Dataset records
################
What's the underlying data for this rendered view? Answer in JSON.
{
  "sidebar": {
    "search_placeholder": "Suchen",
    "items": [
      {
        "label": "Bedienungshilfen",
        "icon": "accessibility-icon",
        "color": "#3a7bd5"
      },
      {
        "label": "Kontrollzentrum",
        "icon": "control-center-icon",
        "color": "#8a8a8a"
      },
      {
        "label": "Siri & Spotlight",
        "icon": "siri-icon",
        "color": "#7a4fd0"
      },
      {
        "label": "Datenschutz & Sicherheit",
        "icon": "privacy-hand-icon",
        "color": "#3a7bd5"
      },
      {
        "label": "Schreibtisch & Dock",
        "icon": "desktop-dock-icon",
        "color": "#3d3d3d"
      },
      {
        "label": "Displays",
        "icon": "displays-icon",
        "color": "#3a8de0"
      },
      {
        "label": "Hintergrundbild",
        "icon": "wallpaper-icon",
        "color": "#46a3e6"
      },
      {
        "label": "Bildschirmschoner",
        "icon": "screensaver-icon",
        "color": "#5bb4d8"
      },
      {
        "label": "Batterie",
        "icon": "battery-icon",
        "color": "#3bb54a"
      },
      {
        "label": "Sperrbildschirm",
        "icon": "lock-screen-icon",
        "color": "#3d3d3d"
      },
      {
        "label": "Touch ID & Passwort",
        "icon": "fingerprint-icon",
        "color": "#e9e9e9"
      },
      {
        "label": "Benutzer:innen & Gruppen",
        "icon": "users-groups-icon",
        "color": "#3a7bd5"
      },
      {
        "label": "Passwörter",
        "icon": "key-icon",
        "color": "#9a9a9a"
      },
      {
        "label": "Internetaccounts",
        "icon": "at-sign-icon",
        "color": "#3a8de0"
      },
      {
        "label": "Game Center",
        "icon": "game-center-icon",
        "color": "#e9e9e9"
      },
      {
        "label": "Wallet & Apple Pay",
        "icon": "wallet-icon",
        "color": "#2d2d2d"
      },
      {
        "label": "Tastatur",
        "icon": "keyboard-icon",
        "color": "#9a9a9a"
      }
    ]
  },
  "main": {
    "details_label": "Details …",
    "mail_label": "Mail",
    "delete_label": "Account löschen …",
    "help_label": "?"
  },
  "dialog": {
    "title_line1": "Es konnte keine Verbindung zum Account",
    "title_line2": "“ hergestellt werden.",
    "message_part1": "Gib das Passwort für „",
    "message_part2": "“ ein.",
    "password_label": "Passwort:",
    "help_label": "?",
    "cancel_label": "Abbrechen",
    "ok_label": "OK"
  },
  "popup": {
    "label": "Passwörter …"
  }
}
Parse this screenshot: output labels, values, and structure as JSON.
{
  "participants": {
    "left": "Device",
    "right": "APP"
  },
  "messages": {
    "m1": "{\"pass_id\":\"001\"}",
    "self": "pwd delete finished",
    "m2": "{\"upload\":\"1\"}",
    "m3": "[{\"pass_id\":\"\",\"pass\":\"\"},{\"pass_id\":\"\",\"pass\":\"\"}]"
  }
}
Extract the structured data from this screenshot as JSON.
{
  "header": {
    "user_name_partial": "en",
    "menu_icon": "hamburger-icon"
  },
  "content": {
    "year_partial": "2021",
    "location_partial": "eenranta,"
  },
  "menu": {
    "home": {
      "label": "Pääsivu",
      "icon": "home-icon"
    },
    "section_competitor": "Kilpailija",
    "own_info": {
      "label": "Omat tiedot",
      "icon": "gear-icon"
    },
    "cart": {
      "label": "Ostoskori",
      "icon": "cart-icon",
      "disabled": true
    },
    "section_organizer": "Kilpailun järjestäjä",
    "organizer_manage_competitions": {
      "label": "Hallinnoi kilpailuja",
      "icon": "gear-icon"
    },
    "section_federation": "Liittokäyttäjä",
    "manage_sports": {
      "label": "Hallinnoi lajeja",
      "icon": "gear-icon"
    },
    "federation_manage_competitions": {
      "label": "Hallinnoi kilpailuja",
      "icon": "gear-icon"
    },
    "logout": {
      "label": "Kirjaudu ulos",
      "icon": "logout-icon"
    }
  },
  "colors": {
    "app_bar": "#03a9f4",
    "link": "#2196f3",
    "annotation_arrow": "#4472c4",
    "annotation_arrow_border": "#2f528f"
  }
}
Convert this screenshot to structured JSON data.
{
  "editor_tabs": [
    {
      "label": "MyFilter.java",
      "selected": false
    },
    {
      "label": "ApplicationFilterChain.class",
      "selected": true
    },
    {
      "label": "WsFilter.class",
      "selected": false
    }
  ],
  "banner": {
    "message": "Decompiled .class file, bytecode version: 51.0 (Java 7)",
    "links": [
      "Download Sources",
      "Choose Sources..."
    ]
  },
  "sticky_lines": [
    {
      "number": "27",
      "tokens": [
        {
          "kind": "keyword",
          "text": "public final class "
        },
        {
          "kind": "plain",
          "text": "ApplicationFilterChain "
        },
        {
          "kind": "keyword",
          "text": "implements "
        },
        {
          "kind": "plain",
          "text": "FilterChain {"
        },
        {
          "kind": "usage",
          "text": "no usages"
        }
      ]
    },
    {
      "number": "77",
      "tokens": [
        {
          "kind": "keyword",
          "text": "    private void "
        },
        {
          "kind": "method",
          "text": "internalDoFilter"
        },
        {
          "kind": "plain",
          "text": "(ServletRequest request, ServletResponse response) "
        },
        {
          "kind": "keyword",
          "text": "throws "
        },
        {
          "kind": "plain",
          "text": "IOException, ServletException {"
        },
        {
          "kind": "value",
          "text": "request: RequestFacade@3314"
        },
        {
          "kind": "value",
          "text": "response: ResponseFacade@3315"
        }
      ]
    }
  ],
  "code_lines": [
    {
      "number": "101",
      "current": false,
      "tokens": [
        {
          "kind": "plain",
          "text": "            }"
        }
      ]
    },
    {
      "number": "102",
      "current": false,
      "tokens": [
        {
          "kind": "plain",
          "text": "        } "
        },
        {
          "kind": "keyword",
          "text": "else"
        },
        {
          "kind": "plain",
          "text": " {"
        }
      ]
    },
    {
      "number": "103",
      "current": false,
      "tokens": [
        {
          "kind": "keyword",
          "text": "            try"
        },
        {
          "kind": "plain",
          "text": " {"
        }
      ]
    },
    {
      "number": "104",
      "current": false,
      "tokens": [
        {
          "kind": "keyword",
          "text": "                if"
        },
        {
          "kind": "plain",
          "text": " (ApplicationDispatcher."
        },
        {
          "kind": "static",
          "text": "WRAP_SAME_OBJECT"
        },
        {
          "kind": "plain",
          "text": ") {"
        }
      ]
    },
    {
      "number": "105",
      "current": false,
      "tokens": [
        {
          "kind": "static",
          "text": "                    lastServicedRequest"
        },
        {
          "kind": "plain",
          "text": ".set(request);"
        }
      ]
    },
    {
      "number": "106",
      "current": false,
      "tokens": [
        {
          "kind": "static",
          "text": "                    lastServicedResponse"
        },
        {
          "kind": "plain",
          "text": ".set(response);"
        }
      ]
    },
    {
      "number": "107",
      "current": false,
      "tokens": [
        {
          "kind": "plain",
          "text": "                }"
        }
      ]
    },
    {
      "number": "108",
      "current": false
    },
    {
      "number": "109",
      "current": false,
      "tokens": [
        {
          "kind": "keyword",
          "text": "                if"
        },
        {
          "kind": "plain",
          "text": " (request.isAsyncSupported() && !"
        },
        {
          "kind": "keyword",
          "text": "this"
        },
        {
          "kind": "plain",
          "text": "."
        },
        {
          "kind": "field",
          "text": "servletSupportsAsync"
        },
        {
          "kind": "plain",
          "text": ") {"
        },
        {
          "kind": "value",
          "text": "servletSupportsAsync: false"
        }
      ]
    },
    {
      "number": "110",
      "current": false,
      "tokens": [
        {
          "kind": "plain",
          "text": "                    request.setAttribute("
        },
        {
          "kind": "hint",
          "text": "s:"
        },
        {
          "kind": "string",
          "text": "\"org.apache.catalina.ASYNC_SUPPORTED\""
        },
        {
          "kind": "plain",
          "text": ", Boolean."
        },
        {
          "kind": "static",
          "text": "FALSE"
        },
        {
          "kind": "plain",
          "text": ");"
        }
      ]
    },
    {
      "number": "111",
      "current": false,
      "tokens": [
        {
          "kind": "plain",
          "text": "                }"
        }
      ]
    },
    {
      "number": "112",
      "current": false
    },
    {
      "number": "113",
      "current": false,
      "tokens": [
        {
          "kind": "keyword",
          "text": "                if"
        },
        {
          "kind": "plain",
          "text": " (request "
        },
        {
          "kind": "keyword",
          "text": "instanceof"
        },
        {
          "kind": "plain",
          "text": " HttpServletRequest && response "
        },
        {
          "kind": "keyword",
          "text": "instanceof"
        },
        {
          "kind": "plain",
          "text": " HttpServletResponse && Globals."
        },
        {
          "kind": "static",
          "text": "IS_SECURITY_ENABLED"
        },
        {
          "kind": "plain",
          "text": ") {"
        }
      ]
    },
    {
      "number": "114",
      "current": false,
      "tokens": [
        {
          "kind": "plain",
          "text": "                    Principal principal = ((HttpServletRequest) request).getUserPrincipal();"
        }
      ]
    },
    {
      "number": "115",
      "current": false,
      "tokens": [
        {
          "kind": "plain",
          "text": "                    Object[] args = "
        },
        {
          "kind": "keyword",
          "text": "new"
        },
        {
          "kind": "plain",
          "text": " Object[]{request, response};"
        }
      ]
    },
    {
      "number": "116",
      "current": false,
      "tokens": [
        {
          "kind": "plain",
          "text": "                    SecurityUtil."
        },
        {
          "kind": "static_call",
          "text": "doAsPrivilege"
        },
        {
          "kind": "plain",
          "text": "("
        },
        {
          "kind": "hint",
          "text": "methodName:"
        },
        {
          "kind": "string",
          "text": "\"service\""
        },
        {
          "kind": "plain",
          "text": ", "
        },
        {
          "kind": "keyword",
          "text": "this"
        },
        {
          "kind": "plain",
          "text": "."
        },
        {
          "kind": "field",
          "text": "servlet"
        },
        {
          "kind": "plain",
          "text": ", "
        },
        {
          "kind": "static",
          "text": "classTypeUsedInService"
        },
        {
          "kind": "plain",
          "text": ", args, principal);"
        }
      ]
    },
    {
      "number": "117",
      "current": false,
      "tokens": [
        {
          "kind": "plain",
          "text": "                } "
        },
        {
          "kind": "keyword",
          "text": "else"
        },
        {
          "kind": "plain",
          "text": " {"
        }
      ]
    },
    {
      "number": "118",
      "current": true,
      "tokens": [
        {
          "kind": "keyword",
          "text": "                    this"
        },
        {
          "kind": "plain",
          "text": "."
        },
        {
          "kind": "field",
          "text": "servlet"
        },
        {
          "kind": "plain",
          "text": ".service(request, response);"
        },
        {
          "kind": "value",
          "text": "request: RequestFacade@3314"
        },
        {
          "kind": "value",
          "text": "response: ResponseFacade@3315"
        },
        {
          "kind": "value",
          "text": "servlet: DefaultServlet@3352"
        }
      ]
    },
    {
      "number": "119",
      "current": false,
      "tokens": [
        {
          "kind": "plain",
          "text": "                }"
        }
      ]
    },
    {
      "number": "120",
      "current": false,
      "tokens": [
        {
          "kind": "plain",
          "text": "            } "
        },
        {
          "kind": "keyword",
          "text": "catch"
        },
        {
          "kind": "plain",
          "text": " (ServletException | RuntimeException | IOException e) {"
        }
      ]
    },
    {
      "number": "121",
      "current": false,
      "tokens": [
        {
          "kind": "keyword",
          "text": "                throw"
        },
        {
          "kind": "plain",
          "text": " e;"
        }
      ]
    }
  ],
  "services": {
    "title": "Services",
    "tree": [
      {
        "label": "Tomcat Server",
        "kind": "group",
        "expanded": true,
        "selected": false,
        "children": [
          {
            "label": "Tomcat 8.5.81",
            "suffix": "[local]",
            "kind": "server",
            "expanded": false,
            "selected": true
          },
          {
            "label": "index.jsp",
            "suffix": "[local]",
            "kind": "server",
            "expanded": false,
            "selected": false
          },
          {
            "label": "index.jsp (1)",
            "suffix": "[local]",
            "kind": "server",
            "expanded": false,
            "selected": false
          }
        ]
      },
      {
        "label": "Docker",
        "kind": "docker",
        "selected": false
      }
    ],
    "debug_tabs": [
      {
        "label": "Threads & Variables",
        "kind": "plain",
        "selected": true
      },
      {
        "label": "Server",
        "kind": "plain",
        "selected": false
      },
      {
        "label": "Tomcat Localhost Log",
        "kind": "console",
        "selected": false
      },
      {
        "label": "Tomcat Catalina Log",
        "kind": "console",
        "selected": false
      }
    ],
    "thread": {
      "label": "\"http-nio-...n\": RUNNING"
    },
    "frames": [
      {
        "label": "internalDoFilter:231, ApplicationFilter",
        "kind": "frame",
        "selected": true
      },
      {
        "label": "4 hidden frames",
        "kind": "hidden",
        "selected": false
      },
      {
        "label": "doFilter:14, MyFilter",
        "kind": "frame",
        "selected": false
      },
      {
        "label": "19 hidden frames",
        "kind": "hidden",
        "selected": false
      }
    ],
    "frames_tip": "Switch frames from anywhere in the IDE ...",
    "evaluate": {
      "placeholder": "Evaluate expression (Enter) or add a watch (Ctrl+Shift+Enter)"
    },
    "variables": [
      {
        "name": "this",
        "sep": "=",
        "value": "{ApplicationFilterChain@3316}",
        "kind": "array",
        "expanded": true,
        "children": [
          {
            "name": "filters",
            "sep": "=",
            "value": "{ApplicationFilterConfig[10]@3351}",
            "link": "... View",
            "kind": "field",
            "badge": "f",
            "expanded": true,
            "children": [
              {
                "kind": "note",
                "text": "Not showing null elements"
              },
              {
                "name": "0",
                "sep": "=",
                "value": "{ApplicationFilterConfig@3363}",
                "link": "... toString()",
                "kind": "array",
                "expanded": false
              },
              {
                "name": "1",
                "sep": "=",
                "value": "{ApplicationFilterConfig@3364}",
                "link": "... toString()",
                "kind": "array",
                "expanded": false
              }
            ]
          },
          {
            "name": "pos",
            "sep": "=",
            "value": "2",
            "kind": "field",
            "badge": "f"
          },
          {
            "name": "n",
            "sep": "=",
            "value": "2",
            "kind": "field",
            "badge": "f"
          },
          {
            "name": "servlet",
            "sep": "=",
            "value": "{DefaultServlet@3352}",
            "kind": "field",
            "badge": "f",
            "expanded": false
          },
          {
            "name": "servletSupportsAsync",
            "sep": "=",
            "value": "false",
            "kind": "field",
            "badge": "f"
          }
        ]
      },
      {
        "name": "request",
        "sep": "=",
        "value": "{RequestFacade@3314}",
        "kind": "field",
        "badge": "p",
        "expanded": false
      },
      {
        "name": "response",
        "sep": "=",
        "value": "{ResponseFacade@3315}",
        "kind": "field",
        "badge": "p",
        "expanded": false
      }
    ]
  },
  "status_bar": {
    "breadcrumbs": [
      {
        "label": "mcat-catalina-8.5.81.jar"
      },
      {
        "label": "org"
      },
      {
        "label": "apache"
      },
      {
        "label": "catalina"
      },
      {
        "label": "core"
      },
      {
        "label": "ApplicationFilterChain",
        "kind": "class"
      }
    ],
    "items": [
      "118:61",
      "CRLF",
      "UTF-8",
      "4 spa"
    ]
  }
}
################
• **DIRECTIVE**
Search the data for the string "ApplicationFilterChain". List each line that has it.

• **TASK ANSWER**
      "label": "ApplicationFilterChain.class",
          "text": "ApplicationFilterChain "
        "value": "{ApplicationFilterChain@3316}",
        "label": "ApplicationFilterChain",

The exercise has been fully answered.